---------- EXERCISE DATA

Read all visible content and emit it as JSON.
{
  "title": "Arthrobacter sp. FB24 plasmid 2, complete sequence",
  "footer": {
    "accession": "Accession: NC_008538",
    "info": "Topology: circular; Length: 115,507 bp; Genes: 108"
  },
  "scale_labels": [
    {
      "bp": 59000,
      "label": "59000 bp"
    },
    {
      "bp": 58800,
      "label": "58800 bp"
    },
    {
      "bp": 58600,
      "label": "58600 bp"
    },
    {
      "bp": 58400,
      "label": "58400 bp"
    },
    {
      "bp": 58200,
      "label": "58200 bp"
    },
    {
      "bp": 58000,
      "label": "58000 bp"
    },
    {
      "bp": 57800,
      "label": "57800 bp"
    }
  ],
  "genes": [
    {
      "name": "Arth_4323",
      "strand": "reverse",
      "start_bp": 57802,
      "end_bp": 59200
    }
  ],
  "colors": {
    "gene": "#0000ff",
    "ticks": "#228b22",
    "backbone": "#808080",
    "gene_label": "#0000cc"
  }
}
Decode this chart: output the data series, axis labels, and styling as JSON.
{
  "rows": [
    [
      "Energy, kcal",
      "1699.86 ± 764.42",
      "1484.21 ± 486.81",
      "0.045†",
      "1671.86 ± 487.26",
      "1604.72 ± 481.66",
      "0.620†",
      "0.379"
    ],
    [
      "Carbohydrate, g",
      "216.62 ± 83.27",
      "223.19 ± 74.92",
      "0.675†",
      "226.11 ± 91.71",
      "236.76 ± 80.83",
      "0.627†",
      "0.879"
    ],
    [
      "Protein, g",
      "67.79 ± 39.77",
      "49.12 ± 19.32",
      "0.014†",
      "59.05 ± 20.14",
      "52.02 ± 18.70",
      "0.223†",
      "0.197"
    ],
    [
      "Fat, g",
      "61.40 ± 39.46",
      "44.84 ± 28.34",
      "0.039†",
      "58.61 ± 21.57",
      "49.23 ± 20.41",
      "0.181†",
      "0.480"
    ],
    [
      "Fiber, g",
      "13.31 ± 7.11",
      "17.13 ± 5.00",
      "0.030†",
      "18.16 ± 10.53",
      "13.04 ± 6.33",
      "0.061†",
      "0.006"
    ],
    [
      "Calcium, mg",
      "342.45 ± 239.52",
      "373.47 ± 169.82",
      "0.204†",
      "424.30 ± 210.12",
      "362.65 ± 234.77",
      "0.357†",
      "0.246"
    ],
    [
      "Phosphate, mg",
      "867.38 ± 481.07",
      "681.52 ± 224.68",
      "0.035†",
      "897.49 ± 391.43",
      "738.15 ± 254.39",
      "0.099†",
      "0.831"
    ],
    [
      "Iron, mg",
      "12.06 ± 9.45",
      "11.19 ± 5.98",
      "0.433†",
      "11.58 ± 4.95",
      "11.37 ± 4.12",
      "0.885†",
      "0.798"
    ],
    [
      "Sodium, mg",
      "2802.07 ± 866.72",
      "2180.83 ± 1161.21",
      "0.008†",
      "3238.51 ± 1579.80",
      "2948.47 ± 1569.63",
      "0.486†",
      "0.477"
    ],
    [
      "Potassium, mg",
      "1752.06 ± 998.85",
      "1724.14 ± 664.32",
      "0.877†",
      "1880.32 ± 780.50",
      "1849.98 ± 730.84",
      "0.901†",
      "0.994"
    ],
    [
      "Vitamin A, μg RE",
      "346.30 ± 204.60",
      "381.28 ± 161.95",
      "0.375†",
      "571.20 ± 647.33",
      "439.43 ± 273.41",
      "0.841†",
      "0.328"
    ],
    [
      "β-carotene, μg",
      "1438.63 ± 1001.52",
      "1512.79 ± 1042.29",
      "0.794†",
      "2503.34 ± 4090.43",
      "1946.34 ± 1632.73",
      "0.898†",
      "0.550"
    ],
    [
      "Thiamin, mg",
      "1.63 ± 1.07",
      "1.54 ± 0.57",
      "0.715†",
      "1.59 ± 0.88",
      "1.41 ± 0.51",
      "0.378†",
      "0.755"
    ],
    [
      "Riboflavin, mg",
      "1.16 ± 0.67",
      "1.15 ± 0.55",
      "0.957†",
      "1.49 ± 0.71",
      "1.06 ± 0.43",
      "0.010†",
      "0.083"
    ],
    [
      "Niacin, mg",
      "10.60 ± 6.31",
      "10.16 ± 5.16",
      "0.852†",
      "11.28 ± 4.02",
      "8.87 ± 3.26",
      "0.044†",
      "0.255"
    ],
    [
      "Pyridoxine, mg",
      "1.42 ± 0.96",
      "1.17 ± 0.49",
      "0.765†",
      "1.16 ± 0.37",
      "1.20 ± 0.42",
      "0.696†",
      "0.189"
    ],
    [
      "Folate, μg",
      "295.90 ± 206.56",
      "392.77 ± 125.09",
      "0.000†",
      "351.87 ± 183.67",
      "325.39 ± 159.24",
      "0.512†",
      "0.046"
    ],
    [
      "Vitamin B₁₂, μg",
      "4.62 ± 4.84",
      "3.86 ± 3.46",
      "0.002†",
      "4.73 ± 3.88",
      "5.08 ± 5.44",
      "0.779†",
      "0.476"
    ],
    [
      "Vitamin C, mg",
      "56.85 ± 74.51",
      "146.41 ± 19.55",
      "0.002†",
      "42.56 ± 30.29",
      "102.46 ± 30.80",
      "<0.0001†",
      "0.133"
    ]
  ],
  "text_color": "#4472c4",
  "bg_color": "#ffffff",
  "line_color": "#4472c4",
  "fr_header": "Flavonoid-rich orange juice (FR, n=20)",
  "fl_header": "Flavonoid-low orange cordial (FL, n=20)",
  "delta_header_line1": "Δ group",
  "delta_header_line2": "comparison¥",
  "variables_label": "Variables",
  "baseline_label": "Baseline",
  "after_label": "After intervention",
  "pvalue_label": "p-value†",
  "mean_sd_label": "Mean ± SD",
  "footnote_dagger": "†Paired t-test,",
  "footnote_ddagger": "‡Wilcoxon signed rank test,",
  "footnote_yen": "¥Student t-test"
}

--------------------

* EXERCISE BRIEF *
Every line above must be repeated exactly as it appears.

* WORKED SOLUTION *
Read all visible content and emit it as JSON.
{
  "title": "Arthrobacter sp. FB24 plasmid 2, complete sequence",
  "footer": {
    "accession": "Accession: NC_008538",
    "info": "Topology: circular; Length: 115,507 bp; Genes: 108"
  },
  "scale_labels": [
    {
      "bp": 59000,
      "label": "59000 bp"
    },
    {
      "bp": 58800,
      "label": "58800 bp"
    },
    {
      "bp": 58600,
      "label": "58600 bp"
    },
    {
      "bp": 58400,
      "label": "58400 bp"
    },
    {
      "bp": 58200,
      "label": "58200 bp"
    },
    {
      "bp": 58000,
      "label": "58000 bp"
    },
    {
      "bp": 57800,
      "label": "57800 bp"
    }
  ],
  "genes": [
    {
      "name": "Arth_4323",
      "strand": "reverse",
      "start_bp": 57802,
      "end_bp": 59200
    }
  ],
  "colors": {
    "gene": "#0000ff",
    "ticks": "#228b22",
    "backbone": "#808080",
    "gene_label": "#0000cc"
  }
}
Decode this chart: output the data series, axis labels, and styling as JSON.
{
  "rows": [
    [
      "Energy, kcal",
      "1699.86 ± 764.42",
      "1484.21 ± 486.81",
      "0.045†",
      "1671.86 ± 487.26",
      "1604.72 ± 481.66",
      "0.620†",
      "0.379"
    ],
    [
      "Carbohydrate, g",
      "216.62 ± 83.27",
      "223.19 ± 74.92",
      "0.675†",
      "226.11 ± 91.71",
      "236.76 ± 80.83",
      "0.627†",
      "0.879"
    ],
    [
      "Protein, g",
      "67.79 ± 39.77",
      "49.12 ± 19.32",
      "0.014†",
      "59.05 ± 20.14",
      "52.02 ± 18.70",
      "0.223†",
      "0.197"
    ],
    [
      "Fat, g",
      "61.40 ± 39.46",
      "44.84 ± 28.34",
      "0.039†",
      "58.61 ± 21.57",
      "49.23 ± 20.41",
      "0.181†",
      "0.480"
    ],
    [
      "Fiber, g",
      "13.31 ± 7.11",
      "17.13 ± 5.00",
      "0.030†",
      "18.16 ± 10.53",
      "13.04 ± 6.33",
      "0.061†",
      "0.006"
    ],
    [
      "Calcium, mg",
      "342.45 ± 239.52",
      "373.47 ± 169.82",
      "0.204†",
      "424.30 ± 210.12",
      "362.65 ± 234.77",
      "0.357†",
      "0.246"
    ],
    [
      "Phosphate, mg",
      "867.38 ± 481.07",
      "681.52 ± 224.68",
      "0.035†",
      "897.49 ± 391.43",
      "738.15 ± 254.39",
      "0.099†",
      "0.831"
    ],
    [
      "Iron, mg",
      "12.06 ± 9.45",
      "11.19 ± 5.98",
      "0.433†",
      "11.58 ± 4.95",
      "11.37 ± 4.12",
      "0.885†",
      "0.798"
    ],
    [
      "Sodium, mg",
      "2802.07 ± 866.72",
      "2180.83 ± 1161.21",
      "0.008†",
      "3238.51 ± 1579.80",
      "2948.47 ± 1569.63",
      "0.486†",
      "0.477"
    ],
    [
      "Potassium, mg",
      "1752.06 ± 998.85",
      "1724.14 ± 664.32",
      "0.877†",
      "1880.32 ± 780.50",
      "1849.98 ± 730.84",
      "0.901†",
      "0.994"
    ],
    [
      "Vitamin A, μg RE",
      "346.30 ± 204.60",
      "381.28 ± 161.95",
      "0.375†",
      "571.20 ± 647.33",
      "439.43 ± 273.41",
      "0.841†",
      "0.328"
    ],
    [
      "β-carotene, μg",
      "1438.63 ± 1001.52",
      "1512.79 ± 1042.29",
      "0.794†",
      "2503.34 ± 4090.43",
      "1946.34 ± 1632.73",
      "0.898†",
      "0.550"
    ],
    [
      "Thiamin, mg",
      "1.63 ± 1.07",
      "1.54 ± 0.57",
      "0.715†",
      "1.59 ± 0.88",
      "1.41 ± 0.51",
      "0.378†",
      "0.755"
    ],
    [
      "Riboflavin, mg",
      "1.16 ± 0.67",
      "1.15 ± 0.55",
      "0.957†",
      "1.49 ± 0.71",
      "1.06 ± 0.43",
      "0.010†",
      "0.083"
    ],
    [
      "Niacin, mg",
      "10.60 ± 6.31",
      "10.16 ± 5.16",
      "0.852†",
      "11.28 ± 4.02",
      "8.87 ± 3.26",
      "0.044†",
      "0.255"
    ],
    [
      "Pyridoxine, mg",
      "1.42 ± 0.96",
      "1.17 ± 0.49",
      "0.765†",
      "1.16 ± 0.37",
      "1.20 ± 0.42",
      "0.696†",
      "0.189"
    ],
    [
      "Folate, μg",
      "295.90 ± 206.56",
      "392.77 ± 125.09",
      "0.000†",
      "351.87 ± 183.67",
      "325.39 ± 159.24",
      "0.512†",
      "0.046"
    ],
    [
      "Vitamin B₁₂, μg",
      "4.62 ± 4.84",
      "3.86 ± 3.46",
      "0.002†",
      "4.73 ± 3.88",
      "5.08 ± 5.44",
      "0.779†",
      "0.476"
    ],
    [
      "Vitamin C, mg",
      "56.85 ± 74.51",
      "146.41 ± 19.55",
      "0.002†",
      "42.56 ± 30.29",
      "102.46 ± 30.80",
      "<0.0001†",
      "0.133"
    ]
  ],
  "text_color": "#4472c4",
  "bg_color": "#ffffff",
  "line_color": "#4472c4",
  "fr_header": "Flavonoid-rich orange juice (FR, n=20)",
  "fl_header": "Flavonoid-low orange cordial (FL, n=20)",
  "delta_header_line1": "Δ group",
  "delta_header_line2": "comparison¥",
  "variables_label": "Variables",
  "baseline_label": "Baseline",
  "after_label": "After intervention",
  "pvalue_label": "p-value†",
  "mean_sd_label": "Mean ± SD",
  "footnote_dagger": "†Paired t-test,",
  "footnote_ddagger": "‡Wilcoxon signed rank test,",
  "footnote_yen": "¥Student t-test"
}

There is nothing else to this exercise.